> **TO BE DONE**
Copy out each line below exactly as it appears.

> **ITEMS**
=-=-=-=-=
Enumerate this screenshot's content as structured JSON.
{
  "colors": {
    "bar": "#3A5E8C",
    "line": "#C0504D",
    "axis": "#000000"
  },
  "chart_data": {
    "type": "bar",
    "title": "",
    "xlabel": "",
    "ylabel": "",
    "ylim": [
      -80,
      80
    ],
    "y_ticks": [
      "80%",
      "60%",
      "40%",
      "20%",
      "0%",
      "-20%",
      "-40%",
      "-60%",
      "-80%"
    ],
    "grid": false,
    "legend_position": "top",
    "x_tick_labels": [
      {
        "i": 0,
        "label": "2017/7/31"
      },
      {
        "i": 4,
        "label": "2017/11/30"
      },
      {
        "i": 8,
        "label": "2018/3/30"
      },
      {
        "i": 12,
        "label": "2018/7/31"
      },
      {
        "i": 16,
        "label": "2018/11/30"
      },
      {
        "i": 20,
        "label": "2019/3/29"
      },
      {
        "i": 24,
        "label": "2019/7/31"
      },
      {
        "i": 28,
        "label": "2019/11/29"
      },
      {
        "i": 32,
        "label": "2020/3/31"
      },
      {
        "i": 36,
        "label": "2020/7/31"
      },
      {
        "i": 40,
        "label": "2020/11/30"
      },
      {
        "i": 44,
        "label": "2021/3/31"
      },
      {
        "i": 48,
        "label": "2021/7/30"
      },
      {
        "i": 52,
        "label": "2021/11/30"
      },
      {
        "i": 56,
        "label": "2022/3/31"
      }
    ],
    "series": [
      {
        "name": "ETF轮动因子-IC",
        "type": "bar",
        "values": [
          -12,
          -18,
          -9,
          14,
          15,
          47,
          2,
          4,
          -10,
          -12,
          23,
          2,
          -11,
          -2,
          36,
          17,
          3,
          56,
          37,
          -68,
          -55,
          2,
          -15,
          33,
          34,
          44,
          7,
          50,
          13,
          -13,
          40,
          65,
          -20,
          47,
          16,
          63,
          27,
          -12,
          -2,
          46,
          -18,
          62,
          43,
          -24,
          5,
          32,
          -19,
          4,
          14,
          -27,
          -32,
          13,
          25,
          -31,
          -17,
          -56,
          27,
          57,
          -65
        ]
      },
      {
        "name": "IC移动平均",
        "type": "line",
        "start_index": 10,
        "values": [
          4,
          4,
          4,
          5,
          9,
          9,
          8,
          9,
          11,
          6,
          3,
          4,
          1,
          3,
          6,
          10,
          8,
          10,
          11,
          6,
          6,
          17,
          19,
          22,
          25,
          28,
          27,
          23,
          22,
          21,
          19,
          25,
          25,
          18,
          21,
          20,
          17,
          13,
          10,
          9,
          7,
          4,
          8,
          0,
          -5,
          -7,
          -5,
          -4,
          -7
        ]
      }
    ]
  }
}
=-=-=-=-=
> **TASK ANSWER**
Enumerate this screenshot's content as structured JSON.
{
  "colors": {
    "bar": "#3A5E8C",
    "line": "#C0504D",
    "axis": "#000000"
  },
  "chart_data": {
    "type": "bar",
    "title": "",
    "xlabel": "",
    "ylabel": "",
    "ylim": [
      -80,
      80
    ],
    "y_ticks": [
      "80%",
      "60%",
      "40%",
      "20%",
      "0%",
      "-20%",
      "-40%",
      "-60%",
      "-80%"
    ],
    "grid": false,
    "legend_position": "top",
    "x_tick_labels": [
      {
        "i": 0,
        "label": "2017/7/31"
      },
      {
        "i": 4,
        "label": "2017/11/30"
      },
      {
        "i": 8,
        "label": "2018/3/30"
      },
      {
        "i": 12,
        "label": "2018/7/31"
      },
      {
        "i": 16,
        "label": "2018/11/30"
      },
      {
        "i": 20,
        "label": "2019/3/29"
      },
      {
        "i": 24,
        "label": "2019/7/31"
      },
      {
        "i": 28,
        "label": "2019/11/29"
      },
      {
        "i": 32,
        "label": "2020/3/31"
      },
      {
        "i": 36,
        "label": "2020/7/31"
      },
      {
        "i": 40,
        "label": "2020/11/30"
      },
      {
        "i": 44,
        "label": "2021/3/31"
      },
      {
        "i": 48,
        "label": "2021/7/30"
      },
      {
        "i": 52,
        "label": "2021/11/30"
      },
      {
        "i": 56,
        "label": "2022/3/31"
      }
    ],
    "series": [
      {
        "name": "ETF轮动因子-IC",
        "type": "bar",
        "values": [
          -12,
          -18,
          -9,
          14,
          15,
          47,
          2,
          4,
          -10,
          -12,
          23,
          2,
          -11,
          -2,
          36,
          17,
          3,
          56,
          37,
          -68,
          -55,
          2,
          -15,
          33,
          34,
          44,
          7,
          50,
          13,
          -13,
          40,
          65,
          -20,
          47,
          16,
          63,
          27,
          -12,
          -2,
          46,
          -18,
          62,
          43,
          -24,
          5,
          32,
          -19,
          4,
          14,
          -27,
          -32,
          13,
          25,
          -31,
          -17,
          -56,
          27,
          57,
          -65
        ]
      },
      {
        "name": "IC移动平均",
        "type": "line",
        "start_index": 10,
        "values": [
          4,
          4,
          4,
          5,
          9,
          9,
          8,
          9,
          11,
          6,
          3,
          4,
          1,
          3,
          6,
          10,
          8,
          10,
          11,
          6,
          6,
          17,
          19,
          22,
          25,
          28,
          27,
          23,
          22,
          21,
          19,
          25,
          25,
          18,
          21,
          20,
          17,
          13,
          10,
          9,
          7,
          4,
          8,
          0,
          -5,
          -7,
          -5,
          -4,
          -7
        ]
      }
    ]
  }
}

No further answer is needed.